TASK DIRECTIONS »
Say the number of lines containing the string "screenshot", and say nothing else.
## BEGIN EXTRACTED ENTRIES
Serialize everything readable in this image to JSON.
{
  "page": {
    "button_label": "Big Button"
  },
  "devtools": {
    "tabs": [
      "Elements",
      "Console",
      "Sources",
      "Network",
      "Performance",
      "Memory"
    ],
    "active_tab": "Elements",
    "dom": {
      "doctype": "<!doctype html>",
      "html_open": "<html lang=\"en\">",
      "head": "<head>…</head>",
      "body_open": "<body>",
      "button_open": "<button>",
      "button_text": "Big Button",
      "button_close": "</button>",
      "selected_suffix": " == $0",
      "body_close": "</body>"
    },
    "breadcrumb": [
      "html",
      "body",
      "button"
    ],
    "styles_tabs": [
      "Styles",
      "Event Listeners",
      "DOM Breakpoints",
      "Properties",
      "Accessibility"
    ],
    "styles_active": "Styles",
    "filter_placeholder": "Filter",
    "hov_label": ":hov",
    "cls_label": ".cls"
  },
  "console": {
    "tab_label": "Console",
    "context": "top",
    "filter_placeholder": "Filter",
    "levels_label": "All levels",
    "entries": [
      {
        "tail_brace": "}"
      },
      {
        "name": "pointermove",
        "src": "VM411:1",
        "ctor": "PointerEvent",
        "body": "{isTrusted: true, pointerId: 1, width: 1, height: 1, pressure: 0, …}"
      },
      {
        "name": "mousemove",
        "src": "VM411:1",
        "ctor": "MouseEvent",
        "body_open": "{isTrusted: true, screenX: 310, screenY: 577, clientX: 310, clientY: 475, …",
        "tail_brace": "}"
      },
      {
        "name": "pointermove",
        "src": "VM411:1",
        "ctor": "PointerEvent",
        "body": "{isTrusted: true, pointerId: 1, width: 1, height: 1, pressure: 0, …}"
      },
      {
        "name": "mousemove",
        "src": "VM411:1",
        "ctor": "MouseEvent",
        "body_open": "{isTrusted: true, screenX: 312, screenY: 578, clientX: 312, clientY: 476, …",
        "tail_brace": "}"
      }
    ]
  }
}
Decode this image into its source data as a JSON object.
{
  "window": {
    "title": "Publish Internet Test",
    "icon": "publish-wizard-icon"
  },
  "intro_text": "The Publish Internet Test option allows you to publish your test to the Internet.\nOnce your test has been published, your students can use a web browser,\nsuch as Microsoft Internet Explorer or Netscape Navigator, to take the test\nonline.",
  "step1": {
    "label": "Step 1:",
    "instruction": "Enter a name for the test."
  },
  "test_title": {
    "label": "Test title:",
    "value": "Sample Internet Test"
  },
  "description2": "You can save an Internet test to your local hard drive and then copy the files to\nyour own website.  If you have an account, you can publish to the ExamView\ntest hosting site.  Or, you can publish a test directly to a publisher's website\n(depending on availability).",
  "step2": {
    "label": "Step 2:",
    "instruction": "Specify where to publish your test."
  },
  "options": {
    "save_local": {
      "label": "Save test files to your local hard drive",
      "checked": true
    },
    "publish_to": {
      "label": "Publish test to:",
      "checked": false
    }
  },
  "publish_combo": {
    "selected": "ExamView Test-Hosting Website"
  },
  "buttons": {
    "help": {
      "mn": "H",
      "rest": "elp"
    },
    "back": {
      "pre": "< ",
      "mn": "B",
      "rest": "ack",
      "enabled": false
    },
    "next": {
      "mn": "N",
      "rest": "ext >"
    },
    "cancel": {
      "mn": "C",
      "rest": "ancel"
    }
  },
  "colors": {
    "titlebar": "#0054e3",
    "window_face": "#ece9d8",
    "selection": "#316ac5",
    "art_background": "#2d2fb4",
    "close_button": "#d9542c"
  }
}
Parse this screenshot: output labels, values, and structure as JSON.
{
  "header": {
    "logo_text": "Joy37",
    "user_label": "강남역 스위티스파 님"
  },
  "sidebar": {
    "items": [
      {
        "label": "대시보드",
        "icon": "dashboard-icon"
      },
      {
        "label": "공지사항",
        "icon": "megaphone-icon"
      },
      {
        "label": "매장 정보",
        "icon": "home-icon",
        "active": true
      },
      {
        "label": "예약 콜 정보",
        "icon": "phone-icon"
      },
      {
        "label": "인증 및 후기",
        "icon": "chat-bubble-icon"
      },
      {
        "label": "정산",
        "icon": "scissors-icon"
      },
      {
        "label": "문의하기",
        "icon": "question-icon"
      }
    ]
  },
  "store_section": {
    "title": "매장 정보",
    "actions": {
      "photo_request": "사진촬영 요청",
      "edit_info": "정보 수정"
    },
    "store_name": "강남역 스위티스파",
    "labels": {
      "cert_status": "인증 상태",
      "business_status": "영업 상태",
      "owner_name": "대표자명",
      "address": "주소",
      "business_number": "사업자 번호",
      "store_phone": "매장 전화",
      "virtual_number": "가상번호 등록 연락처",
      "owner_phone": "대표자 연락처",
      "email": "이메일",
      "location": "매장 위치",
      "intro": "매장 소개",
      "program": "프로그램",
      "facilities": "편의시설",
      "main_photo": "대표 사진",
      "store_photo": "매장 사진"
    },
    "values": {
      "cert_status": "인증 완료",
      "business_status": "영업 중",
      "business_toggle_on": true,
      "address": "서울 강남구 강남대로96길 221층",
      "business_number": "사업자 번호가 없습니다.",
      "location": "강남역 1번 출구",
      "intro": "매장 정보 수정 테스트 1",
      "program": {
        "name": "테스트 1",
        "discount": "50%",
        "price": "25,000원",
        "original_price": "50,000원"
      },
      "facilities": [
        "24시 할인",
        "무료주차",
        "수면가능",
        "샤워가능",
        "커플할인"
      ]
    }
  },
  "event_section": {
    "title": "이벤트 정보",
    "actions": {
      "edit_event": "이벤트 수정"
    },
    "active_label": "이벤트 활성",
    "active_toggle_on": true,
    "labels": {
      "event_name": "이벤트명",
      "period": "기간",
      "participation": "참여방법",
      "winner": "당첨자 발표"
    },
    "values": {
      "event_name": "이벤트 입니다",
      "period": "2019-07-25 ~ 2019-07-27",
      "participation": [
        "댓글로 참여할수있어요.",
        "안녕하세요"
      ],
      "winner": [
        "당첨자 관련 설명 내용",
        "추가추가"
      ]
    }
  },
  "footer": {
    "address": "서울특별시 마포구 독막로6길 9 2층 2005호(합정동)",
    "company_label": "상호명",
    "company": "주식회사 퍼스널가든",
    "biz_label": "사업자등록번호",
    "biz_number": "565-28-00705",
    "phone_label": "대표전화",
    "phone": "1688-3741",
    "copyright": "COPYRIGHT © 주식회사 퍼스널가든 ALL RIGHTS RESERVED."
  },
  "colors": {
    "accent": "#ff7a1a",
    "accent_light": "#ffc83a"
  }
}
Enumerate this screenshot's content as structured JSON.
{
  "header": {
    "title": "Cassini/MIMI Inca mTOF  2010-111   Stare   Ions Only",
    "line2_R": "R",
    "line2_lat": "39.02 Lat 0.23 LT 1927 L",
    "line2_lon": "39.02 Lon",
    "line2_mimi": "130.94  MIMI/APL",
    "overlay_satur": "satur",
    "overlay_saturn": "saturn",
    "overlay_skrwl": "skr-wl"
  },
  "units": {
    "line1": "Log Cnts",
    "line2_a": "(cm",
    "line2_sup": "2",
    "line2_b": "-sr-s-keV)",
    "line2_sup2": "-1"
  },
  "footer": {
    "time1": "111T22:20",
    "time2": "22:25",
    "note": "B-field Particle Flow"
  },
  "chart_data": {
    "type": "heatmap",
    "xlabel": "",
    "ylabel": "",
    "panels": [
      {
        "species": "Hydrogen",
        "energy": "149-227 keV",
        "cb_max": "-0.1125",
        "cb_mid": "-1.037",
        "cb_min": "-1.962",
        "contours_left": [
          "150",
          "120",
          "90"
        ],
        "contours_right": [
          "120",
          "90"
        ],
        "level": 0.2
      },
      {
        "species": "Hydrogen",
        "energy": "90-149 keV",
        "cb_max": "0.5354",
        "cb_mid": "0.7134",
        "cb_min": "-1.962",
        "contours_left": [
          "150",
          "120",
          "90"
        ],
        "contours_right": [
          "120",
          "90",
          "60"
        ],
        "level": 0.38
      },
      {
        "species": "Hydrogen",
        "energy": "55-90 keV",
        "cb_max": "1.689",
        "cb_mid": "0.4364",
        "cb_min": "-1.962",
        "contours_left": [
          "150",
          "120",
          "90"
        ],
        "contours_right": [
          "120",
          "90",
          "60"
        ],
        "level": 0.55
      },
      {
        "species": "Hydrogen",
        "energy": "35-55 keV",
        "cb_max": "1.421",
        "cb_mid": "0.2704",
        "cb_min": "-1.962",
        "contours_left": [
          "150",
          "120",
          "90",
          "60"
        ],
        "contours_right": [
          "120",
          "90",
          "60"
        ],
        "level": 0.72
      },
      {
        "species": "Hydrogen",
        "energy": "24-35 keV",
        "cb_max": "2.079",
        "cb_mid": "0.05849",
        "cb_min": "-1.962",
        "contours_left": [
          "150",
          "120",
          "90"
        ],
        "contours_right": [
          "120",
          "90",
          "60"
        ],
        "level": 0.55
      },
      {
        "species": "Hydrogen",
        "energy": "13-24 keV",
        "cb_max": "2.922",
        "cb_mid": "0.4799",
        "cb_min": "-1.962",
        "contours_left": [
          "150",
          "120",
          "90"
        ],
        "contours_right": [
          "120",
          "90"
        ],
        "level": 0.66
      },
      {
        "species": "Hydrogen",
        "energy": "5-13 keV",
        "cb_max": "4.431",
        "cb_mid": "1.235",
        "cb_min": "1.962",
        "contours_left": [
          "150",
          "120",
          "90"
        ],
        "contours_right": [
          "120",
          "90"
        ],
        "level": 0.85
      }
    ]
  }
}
## END EXTRACTED ENTRIES
TASK OUTPUT »
2